» **Task goal**: Your job is to retype all of the data word for word, leaving every image out.
== Exercise materials ==
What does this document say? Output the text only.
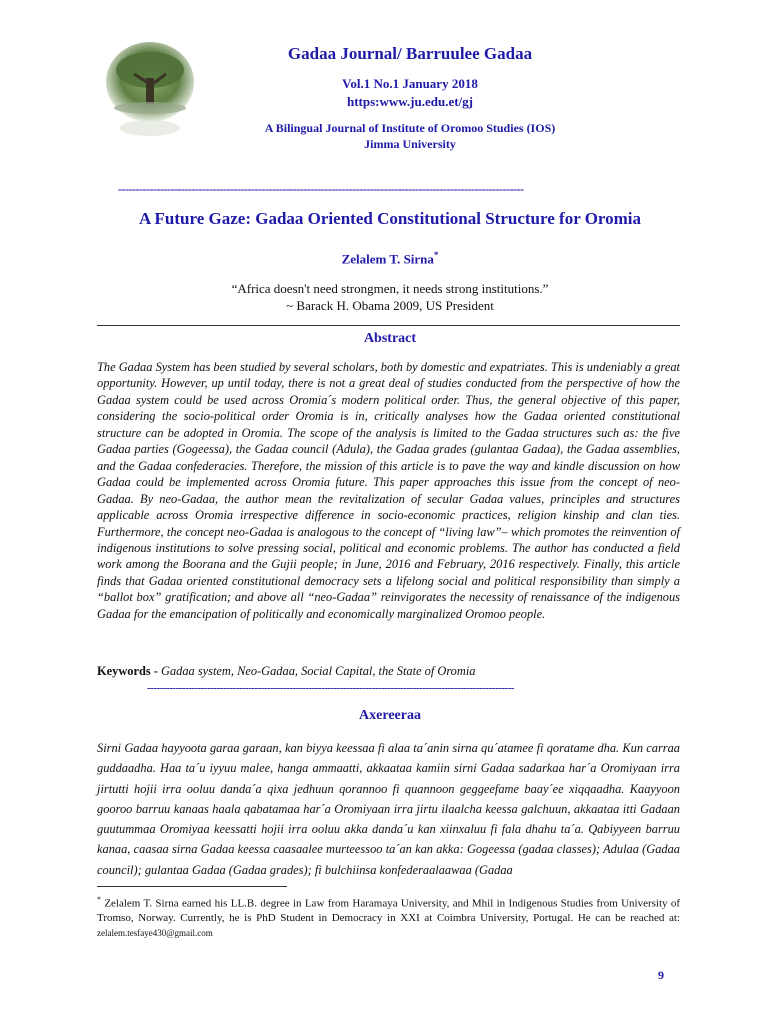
Gadaa Journal/ Barruulee Gadaa
Vol.1 No.1 January 2018
https:www.ju.edu.et/gj
A Bilingual Journal of Institute of Oromoo Studies (IOS)
Jimma University
--------------------------------------------------------------------------------------------------------------------
A Future Gaze: Gadaa Oriented Constitutional Structure for Oromia
Zelalem T. Sirna*
“Africa doesn't need strongmen, it needs strong institutions.”
~ Barack H. Obama 2009, US President
Abstract
The Gadaa System has been studied by several scholars, both by domestic and expatriates. This is undeniably a great opportunity. However, up until today, there is not a great deal of studies conducted from the perspective of how the Gadaa system could be used across Oromia´s modern political order. Thus, the general objective of this paper, considering the socio-political order Oromia is in, critically analyses how the Gadaa oriented constitutional structure can be adopted in Oromia. The scope of the analysis is limited to the Gadaa structures such as: the five Gadaa parties (Gogeessa), the Gadaa council (Adula), the Gadaa grades (gulantaa Gadaa), the Gadaa assemblies, and the Gadaa confederacies. Therefore, the mission of this article is to pave the way and kindle discussion on how Gadaa could be implemented across Oromia future. This paper approaches this issue from the concept of neo-Gadaa. By neo-Gadaa, the author mean the revitalization of secular Gadaa values, principles and structures applicable across Oromia irrespective difference in socio-economic practices, religion kinship and clan ties. Furthermore, the concept neo-Gadaa is analogous to the concept of “living law”– which promotes the reinvention of indigenous institutions to solve pressing social, political and economic problems. The author has conducted a field work among the Boorana and the Gujii people; in June, 2016 and February, 2016 respectively. Finally, this article finds that Gadaa oriented constitutional democracy sets a lifelong social and political responsibility than simply a “ballot box” gratification; and above all “neo-Gadaa” reinvigorates the necessity of renaissance of the indigenous Gadaa for the emancipation of politically and economically marginalized Oromoo people.
Keywords - Gadaa system, Neo-Gadaa, Social Capital, the State of Oromia
--------------------------------------------------------------------------------------------------------------------
Axereeraa
Sirni Gadaa hayyoota garaa garaan, kan biyya keessaa fi alaa ta´anin sirna qu´atamee fi qoratame dha. Kun carraa guddaadha. Haa ta´u iyyuu malee, hanga ammaatti, akkaataa kamiin sirni Gadaa sadarkaa har´a Oromiyaan irra jirtutti hojii irra ooluu danda´a qixa jedhuun qorannoo fi quannoon geggeefame baay´ee xiqqaadha. Kaayyoon gooroo barruu kanaas haala qabatamaa har´a Oromiyaan irra jirtu ilaalcha keessa galchuun, akkaataa itti Gadaan guutummaa Oromiyaa keessatti hojii irra ooluu akka danda´u kan xiinxaluu fi fala dhahu ta´a. Qabiyyeen barruu kanaa, caasaa sirna Gadaa keessa caasaalee murteessoo ta´an kan akka: Gogeessa (gadaa classes); Adulaa (Gadaa council); gulantaa Gadaa (Gadaa grades); fi bulchiinsa konfederaalaawaa (Gadaa
* Zelalem T. Sirna earned his LL.B. degree in Law from Haramaya University, and Mhil in Indigenous Studies from University of Tromso, Norway. Currently, he is PhD Student in Democracy in XXI at Coimbra University, Portugal. He can be reached at: zelalem.tesfaye430@gmail.com
9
===
» **Response**:
What does this document say? Output the text only.
Gadaa Journal/ Barruulee Gadaa
Vol.1 No.1 January 2018
https:www.ju.edu.et/gj
A Bilingual Journal of Institute of Oromoo Studies (IOS)
Jimma University
--------------------------------------------------------------------------------------------------------------------
A Future Gaze: Gadaa Oriented Constitutional Structure for Oromia
Zelalem T. Sirna*
“Africa doesn't need strongmen, it needs strong institutions.”
~ Barack H. Obama 2009, US President
Abstract
The Gadaa System has been studied by several scholars, both by domestic and expatriates. This is undeniably a great opportunity. However, up until today, there is not a great deal of studies conducted from the perspective of how the Gadaa system could be used across Oromia´s modern political order. Thus, the general objective of this paper, considering the socio-political order Oromia is in, critically analyses how the Gadaa oriented constitutional structure can be adopted in Oromia. The scope of the analysis is limited to the Gadaa structures such as: the five Gadaa parties (Gogeessa), the Gadaa council (Adula), the Gadaa grades (gulantaa Gadaa), the Gadaa assemblies, and the Gadaa confederacies. Therefore, the mission of this article is to pave the way and kindle discussion on how Gadaa could be implemented across Oromia future. This paper approaches this issue from the concept of neo-Gadaa. By neo-Gadaa, the author mean the revitalization of secular Gadaa values, principles and structures applicable across Oromia irrespective difference in socio-economic practices, religion kinship and clan ties. Furthermore, the concept neo-Gadaa is analogous to the concept of “living law”– which promotes the reinvention of indigenous institutions to solve pressing social, political and economic problems. The author has conducted a field work among the Boorana and the Gujii people; in June, 2016 and February, 2016 respectively. Finally, this article finds that Gadaa oriented constitutional democracy sets a lifelong social and political responsibility than simply a “ballot box” gratification; and above all “neo-Gadaa” reinvigorates the necessity of renaissance of the indigenous Gadaa for the emancipation of politically and economically marginalized Oromoo people.
Keywords - Gadaa system, Neo-Gadaa, Social Capital, the State of Oromia
--------------------------------------------------------------------------------------------------------------------
Axereeraa
Sirni Gadaa hayyoota garaa garaan, kan biyya keessaa fi alaa ta´anin sirna qu´atamee fi qoratame dha. Kun carraa guddaadha. Haa ta´u iyyuu malee, hanga ammaatti, akkaataa kamiin sirni Gadaa sadarkaa har´a Oromiyaan irra jirtutti hojii irra ooluu danda´a qixa jedhuun qorannoo fi quannoon geggeefame baay´ee xiqqaadha. Kaayyoon gooroo barruu kanaas haala qabatamaa har´a Oromiyaan irra jirtu ilaalcha keessa galchuun, akkaataa itti Gadaan guutummaa Oromiyaa keessatti hojii irra ooluu akka danda´u kan xiinxaluu fi fala dhahu ta´a. Qabiyyeen barruu kanaa, caasaa sirna Gadaa keessa caasaalee murteessoo ta´an kan akka: Gogeessa (gadaa classes); Adulaa (Gadaa council); gulantaa Gadaa (Gadaa grades); fi bulchiinsa konfederaalaawaa (Gadaa
* Zelalem T. Sirna earned his LL.B. degree in Law from Haramaya University, and Mhil in Indigenous Studies from University of Tromso, Norway. Currently, he is PhD Student in Democracy in XXI at Coimbra University, Portugal. He can be reached at: zelalem.tesfaye430@gmail.com
9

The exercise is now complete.